## BEGIN SUPPLIED RECORDS

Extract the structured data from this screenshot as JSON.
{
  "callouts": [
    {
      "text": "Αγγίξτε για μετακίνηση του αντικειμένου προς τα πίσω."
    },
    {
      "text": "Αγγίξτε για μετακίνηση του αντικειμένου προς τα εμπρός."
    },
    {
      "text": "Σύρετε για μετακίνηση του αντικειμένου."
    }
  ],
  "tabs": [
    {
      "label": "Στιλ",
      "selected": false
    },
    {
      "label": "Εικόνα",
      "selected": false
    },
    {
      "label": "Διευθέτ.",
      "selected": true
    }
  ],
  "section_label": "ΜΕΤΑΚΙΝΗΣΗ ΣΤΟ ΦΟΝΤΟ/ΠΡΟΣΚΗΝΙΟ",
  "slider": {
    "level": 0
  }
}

## END SUPPLIED RECORDS
## BEGIN SUPPLIED RECORDS

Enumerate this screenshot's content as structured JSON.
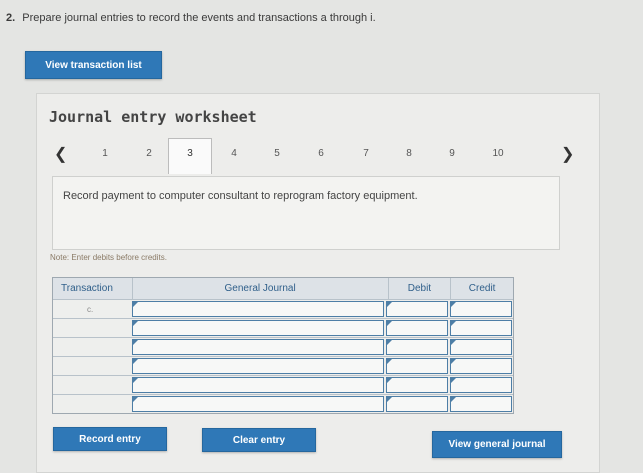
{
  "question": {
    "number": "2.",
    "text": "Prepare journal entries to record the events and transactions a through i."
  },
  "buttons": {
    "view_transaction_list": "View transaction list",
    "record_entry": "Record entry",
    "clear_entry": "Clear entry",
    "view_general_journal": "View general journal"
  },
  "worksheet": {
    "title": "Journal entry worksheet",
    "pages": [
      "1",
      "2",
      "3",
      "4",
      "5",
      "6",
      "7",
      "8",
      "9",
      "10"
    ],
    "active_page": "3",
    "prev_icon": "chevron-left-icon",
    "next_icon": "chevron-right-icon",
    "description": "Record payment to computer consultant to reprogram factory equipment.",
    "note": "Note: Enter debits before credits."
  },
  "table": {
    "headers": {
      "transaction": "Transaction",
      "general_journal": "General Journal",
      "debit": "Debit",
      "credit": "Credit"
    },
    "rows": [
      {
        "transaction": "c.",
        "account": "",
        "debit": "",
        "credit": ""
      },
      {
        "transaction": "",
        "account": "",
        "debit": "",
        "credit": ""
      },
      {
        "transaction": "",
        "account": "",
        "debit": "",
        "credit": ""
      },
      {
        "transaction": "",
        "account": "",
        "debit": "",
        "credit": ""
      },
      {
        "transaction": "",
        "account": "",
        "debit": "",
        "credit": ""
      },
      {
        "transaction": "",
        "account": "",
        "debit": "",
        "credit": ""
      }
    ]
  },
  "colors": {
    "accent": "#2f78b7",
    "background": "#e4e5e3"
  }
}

## END SUPPLIED RECORDS

EXERCISE INSTRUCTIONS: Where a line above includes "JSON", copy that line.

FINISHED TASK:
Extract the structured data from this screenshot as JSON.
Enumerate this screenshot's content as structured JSON.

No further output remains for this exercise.